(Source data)
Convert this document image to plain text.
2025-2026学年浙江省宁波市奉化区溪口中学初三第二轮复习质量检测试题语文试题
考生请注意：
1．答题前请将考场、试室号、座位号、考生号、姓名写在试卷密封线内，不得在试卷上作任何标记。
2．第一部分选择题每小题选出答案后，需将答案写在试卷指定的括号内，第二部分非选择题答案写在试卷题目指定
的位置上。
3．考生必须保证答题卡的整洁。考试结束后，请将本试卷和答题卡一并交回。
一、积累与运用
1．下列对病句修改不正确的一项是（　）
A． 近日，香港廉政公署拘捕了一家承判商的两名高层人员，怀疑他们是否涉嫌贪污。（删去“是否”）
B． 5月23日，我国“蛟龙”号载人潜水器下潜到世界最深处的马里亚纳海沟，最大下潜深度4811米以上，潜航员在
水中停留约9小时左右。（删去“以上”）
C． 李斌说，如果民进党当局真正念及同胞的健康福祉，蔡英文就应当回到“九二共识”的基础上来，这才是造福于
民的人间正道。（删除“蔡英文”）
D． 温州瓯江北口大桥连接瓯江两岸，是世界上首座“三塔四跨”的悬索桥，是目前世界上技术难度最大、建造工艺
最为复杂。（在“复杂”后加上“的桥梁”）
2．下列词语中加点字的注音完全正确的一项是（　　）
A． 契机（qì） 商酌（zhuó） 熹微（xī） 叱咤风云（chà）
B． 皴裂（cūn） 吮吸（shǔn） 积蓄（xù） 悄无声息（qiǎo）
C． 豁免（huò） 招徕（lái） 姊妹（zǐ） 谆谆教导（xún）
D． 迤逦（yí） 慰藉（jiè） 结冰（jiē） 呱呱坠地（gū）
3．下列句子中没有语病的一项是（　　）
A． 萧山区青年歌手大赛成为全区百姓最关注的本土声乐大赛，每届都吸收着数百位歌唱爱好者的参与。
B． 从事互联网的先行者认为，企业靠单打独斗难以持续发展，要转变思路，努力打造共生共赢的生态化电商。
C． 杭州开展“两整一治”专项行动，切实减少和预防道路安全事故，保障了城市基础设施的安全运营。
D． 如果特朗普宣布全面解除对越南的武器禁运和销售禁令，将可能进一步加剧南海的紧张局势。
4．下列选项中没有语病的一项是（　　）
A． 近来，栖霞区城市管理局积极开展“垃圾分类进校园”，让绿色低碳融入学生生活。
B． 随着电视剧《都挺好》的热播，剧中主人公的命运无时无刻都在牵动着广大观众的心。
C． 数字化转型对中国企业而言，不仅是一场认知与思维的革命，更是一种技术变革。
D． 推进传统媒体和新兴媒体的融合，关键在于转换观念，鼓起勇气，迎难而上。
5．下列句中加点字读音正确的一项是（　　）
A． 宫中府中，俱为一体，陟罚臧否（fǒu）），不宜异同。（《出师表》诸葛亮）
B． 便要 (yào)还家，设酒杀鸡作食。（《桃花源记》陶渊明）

• **What is expected**: Every record above needs to be repeated word for word.

• **In response**:
Convert this document image to plain text.
2025-2026学年浙江省宁波市奉化区溪口中学初三第二轮复习质量检测试题语文试题
考生请注意：
1．答题前请将考场、试室号、座位号、考生号、姓名写在试卷密封线内，不得在试卷上作任何标记。
2．第一部分选择题每小题选出答案后，需将答案写在试卷指定的括号内，第二部分非选择题答案写在试卷题目指定
的位置上。
3．考生必须保证答题卡的整洁。考试结束后，请将本试卷和答题卡一并交回。
一、积累与运用
1．下列对病句修改不正确的一项是（　）
A． 近日，香港廉政公署拘捕了一家承判商的两名高层人员，怀疑他们是否涉嫌贪污。（删去“是否”）
B． 5月23日，我国“蛟龙”号载人潜水器下潜到世界最深处的马里亚纳海沟，最大下潜深度4811米以上，潜航员在
水中停留约9小时左右。（删去“以上”）
C． 李斌说，如果民进党当局真正念及同胞的健康福祉，蔡英文就应当回到“九二共识”的基础上来，这才是造福于
民的人间正道。（删除“蔡英文”）
D． 温州瓯江北口大桥连接瓯江两岸，是世界上首座“三塔四跨”的悬索桥，是目前世界上技术难度最大、建造工艺
最为复杂。（在“复杂”后加上“的桥梁”）
2．下列词语中加点字的注音完全正确的一项是（　　）
A． 契机（qì） 商酌（zhuó） 熹微（xī） 叱咤风云（chà）
B． 皴裂（cūn） 吮吸（shǔn） 积蓄（xù） 悄无声息（qiǎo）
C． 豁免（huò） 招徕（lái） 姊妹（zǐ） 谆谆教导（xún）
D． 迤逦（yí） 慰藉（jiè） 结冰（jiē） 呱呱坠地（gū）
3．下列句子中没有语病的一项是（　　）
A． 萧山区青年歌手大赛成为全区百姓最关注的本土声乐大赛，每届都吸收着数百位歌唱爱好者的参与。
B． 从事互联网的先行者认为，企业靠单打独斗难以持续发展，要转变思路，努力打造共生共赢的生态化电商。
C． 杭州开展“两整一治”专项行动，切实减少和预防道路安全事故，保障了城市基础设施的安全运营。
D． 如果特朗普宣布全面解除对越南的武器禁运和销售禁令，将可能进一步加剧南海的紧张局势。
4．下列选项中没有语病的一项是（　　）
A． 近来，栖霞区城市管理局积极开展“垃圾分类进校园”，让绿色低碳融入学生生活。
B． 随着电视剧《都挺好》的热播，剧中主人公的命运无时无刻都在牵动着广大观众的心。
C． 数字化转型对中国企业而言，不仅是一场认知与思维的革命，更是一种技术变革。
D． 推进传统媒体和新兴媒体的融合，关键在于转换观念，鼓起勇气，迎难而上。
5．下列句中加点字读音正确的一项是（　　）
A． 宫中府中，俱为一体，陟罚臧否（fǒu）），不宜异同。（《出师表》诸葛亮）
B． 便要 (yào)还家，设酒杀鸡作食。（《桃花源记》陶渊明）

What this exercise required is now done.